§ Given instruction: Out of the lines below, please list those that hold the string "Tierras".

★ ★ ★ ★ ★

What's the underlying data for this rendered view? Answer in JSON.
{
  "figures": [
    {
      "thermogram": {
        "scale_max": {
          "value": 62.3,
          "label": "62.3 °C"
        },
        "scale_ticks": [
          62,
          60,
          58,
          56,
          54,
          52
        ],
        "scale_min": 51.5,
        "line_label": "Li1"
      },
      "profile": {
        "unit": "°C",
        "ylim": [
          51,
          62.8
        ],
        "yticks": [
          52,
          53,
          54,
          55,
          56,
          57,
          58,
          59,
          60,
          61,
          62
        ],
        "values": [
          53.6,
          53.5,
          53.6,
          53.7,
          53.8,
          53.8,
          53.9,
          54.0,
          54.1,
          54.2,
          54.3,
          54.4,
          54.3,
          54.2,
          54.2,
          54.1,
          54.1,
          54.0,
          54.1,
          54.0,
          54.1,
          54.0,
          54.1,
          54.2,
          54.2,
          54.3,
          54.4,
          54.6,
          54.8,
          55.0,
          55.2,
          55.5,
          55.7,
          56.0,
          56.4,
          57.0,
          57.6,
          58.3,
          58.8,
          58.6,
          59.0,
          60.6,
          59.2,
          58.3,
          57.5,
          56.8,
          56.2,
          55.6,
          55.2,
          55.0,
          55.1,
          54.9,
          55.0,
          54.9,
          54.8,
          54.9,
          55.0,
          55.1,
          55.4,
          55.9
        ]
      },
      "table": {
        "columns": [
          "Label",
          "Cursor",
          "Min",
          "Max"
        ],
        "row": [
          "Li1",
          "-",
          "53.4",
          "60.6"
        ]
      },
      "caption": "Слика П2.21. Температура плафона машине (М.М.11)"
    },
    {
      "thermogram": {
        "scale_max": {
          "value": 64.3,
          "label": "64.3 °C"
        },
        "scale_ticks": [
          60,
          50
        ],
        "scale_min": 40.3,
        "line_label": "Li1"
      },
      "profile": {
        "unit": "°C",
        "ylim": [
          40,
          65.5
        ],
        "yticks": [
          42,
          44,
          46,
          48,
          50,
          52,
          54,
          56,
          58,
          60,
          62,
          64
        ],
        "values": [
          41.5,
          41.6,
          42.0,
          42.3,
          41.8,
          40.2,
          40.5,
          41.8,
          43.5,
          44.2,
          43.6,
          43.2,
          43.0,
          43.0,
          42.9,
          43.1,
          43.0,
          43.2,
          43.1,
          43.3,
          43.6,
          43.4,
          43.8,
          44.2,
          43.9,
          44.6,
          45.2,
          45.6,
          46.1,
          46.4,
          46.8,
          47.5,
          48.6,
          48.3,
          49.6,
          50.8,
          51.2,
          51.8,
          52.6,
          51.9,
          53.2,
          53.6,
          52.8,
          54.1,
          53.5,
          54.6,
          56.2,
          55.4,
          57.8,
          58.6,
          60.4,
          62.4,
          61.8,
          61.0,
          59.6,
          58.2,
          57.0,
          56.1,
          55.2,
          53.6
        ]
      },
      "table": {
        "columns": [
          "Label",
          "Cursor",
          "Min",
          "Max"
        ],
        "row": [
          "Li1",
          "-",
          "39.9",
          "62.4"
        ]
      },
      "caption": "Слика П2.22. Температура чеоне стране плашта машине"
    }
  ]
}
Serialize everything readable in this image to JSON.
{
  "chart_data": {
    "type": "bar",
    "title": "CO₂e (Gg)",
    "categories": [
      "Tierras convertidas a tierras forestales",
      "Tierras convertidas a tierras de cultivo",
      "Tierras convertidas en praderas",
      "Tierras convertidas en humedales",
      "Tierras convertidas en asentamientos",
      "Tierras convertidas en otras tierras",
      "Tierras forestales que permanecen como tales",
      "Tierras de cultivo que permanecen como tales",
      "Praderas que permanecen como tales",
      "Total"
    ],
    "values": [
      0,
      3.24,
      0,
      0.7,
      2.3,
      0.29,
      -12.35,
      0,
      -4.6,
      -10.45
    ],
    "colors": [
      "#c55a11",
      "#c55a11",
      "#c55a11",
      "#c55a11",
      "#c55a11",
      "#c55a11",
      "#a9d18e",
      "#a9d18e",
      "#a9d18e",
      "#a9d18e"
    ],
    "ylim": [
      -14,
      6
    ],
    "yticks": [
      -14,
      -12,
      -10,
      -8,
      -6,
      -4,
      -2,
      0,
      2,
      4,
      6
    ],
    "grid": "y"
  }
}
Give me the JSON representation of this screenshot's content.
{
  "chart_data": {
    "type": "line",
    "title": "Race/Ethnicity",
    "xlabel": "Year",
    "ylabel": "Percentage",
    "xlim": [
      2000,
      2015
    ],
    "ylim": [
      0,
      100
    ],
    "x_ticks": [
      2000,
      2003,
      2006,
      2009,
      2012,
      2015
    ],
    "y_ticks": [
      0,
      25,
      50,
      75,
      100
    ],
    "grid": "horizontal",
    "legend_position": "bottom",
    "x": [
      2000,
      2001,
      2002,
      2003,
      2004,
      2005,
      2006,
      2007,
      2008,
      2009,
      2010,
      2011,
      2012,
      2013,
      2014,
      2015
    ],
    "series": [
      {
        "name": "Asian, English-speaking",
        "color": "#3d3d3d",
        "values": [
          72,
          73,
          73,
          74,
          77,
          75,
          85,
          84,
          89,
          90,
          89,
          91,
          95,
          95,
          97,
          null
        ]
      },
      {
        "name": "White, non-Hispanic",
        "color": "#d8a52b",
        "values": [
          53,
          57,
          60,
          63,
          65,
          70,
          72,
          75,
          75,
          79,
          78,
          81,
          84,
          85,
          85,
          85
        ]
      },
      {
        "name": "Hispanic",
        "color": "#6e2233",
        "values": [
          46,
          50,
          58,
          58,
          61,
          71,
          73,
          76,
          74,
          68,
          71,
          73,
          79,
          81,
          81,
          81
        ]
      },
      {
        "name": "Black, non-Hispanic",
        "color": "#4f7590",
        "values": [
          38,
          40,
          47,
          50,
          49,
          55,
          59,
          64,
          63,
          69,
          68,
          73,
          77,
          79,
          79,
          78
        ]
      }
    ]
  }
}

★ ★ ★ ★ ★

§ Solution for this problem:
      "Tierras convertidas a tierras forestales",
      "Tierras convertidas a tierras de cultivo",
      "Tierras convertidas en praderas",
      "Tierras convertidas en humedales",
      "Tierras convertidas en asentamientos",
      "Tierras convertidas en otras tierras",
      "Tierras forestales que permanecen como tales",
      "Tierras de cultivo que permanecen como tales",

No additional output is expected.